**SHORT TASK**
Give only the number of lines in the data that contain the word "Usage".

**DATA FOR THIS TASK**
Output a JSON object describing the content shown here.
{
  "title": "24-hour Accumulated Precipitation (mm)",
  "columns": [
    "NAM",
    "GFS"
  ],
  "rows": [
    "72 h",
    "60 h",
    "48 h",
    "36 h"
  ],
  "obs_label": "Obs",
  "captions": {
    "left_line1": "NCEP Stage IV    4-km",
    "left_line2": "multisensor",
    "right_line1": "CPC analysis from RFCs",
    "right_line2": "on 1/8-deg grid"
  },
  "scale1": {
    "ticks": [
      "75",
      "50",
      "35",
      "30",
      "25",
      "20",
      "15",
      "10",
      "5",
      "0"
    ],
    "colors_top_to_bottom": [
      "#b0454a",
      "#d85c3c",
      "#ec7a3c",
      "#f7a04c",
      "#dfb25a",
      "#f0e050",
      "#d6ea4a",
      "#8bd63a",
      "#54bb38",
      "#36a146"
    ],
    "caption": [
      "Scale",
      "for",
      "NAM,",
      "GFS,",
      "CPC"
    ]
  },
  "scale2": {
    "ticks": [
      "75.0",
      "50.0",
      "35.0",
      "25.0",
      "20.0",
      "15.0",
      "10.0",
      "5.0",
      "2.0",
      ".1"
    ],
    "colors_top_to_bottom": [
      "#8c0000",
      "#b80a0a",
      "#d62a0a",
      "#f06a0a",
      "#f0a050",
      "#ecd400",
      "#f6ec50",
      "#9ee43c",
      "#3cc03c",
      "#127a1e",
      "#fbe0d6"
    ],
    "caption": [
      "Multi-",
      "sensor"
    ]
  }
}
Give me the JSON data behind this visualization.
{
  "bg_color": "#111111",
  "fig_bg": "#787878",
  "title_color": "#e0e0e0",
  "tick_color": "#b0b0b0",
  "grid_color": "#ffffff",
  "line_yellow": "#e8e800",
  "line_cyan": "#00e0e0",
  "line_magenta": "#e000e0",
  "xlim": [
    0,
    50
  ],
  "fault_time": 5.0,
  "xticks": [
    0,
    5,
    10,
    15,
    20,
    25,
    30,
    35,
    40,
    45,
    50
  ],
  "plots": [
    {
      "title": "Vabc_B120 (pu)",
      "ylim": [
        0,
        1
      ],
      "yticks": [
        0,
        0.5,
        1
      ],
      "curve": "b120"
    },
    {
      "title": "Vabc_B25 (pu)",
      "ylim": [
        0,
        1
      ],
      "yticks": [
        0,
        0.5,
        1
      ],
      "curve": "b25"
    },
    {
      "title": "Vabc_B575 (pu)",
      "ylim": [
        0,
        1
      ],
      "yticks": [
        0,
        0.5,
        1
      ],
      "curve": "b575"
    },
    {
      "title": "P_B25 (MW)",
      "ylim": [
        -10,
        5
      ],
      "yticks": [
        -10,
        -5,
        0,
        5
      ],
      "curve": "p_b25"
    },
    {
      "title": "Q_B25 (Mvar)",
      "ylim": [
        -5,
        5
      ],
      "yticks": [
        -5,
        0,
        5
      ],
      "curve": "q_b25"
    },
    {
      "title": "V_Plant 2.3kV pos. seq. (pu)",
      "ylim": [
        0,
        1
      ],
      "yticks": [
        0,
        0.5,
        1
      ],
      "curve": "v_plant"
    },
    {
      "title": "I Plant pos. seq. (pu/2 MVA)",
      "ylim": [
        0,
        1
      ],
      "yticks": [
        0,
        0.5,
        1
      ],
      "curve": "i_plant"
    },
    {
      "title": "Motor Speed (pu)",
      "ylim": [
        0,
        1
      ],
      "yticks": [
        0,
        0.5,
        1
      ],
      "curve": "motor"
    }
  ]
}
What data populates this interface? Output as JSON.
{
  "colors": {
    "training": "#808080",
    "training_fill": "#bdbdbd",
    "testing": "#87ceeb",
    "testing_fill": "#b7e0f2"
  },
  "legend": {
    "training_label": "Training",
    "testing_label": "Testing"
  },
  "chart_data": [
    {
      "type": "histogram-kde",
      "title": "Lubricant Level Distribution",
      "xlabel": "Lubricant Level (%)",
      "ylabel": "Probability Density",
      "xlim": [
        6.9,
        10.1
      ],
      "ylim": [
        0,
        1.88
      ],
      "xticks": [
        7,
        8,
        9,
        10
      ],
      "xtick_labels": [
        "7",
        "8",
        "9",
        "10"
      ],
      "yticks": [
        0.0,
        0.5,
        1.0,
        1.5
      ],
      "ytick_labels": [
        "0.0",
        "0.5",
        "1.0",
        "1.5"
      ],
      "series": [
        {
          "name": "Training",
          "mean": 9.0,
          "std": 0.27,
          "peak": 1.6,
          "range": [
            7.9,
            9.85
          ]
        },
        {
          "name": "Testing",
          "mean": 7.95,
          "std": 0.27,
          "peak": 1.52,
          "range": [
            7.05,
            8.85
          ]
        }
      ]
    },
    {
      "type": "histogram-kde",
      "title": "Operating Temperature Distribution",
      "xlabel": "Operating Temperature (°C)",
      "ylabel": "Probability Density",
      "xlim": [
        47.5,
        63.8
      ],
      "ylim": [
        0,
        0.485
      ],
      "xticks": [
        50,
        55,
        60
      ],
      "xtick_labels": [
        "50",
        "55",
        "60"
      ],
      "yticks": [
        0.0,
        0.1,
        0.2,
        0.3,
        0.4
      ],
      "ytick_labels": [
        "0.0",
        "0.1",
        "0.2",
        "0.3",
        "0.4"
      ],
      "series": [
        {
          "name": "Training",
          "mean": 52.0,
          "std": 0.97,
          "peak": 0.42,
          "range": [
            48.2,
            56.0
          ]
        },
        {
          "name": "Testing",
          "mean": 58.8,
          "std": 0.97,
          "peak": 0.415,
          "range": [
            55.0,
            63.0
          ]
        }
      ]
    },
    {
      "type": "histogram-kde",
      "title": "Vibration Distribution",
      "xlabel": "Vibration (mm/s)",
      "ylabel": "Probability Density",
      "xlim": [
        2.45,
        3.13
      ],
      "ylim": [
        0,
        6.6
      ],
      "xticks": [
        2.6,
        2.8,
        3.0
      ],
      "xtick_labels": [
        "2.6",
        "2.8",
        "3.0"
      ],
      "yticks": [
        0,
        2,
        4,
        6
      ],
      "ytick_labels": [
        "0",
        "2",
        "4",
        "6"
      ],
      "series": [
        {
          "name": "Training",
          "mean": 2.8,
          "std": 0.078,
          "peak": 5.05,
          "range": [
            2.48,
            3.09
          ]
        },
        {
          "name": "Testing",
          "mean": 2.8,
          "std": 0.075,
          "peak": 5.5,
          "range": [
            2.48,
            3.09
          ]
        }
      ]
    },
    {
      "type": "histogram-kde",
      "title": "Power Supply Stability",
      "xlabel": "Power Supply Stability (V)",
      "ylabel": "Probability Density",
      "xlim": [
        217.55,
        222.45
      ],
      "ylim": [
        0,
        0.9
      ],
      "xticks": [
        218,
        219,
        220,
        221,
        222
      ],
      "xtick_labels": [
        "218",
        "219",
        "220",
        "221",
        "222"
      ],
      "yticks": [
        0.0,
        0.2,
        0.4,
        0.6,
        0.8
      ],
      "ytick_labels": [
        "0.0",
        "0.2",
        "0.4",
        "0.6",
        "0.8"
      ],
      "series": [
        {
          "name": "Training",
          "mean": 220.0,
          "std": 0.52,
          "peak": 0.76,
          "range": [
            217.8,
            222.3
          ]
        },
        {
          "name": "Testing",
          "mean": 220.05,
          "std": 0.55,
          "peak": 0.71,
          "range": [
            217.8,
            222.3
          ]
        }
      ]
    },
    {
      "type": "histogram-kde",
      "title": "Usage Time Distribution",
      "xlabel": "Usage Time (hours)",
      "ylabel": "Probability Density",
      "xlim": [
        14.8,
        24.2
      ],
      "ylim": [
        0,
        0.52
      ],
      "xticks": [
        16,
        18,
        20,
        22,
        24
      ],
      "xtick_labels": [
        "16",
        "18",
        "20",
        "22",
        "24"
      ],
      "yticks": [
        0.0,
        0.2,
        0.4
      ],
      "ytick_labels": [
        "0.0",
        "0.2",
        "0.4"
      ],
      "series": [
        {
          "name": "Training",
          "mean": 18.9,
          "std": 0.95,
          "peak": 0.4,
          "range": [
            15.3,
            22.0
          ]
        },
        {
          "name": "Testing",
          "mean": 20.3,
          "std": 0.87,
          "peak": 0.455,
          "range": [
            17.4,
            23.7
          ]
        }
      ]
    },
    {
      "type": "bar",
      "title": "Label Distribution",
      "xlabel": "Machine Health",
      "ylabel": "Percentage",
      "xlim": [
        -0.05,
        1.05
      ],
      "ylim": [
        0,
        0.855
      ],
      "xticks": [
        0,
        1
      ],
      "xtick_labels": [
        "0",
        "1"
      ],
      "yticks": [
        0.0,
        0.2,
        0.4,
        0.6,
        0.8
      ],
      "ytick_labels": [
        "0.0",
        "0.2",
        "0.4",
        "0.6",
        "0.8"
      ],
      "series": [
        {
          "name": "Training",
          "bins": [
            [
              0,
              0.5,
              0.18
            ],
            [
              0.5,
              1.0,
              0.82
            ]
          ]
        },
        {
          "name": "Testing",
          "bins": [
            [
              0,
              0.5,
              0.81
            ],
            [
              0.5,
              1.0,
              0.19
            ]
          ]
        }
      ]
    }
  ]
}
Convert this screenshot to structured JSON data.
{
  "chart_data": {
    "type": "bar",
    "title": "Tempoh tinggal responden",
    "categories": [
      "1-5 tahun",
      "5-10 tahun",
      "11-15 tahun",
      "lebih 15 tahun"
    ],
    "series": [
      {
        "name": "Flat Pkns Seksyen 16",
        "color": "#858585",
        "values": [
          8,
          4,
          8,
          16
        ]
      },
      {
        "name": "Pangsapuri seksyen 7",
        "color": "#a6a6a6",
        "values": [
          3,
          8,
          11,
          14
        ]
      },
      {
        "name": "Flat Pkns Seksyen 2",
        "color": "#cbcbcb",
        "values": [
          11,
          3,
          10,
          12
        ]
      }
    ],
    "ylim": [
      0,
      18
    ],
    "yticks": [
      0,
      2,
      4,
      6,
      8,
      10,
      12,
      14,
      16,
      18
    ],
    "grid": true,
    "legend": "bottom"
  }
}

**FINISHED ANSWER**
2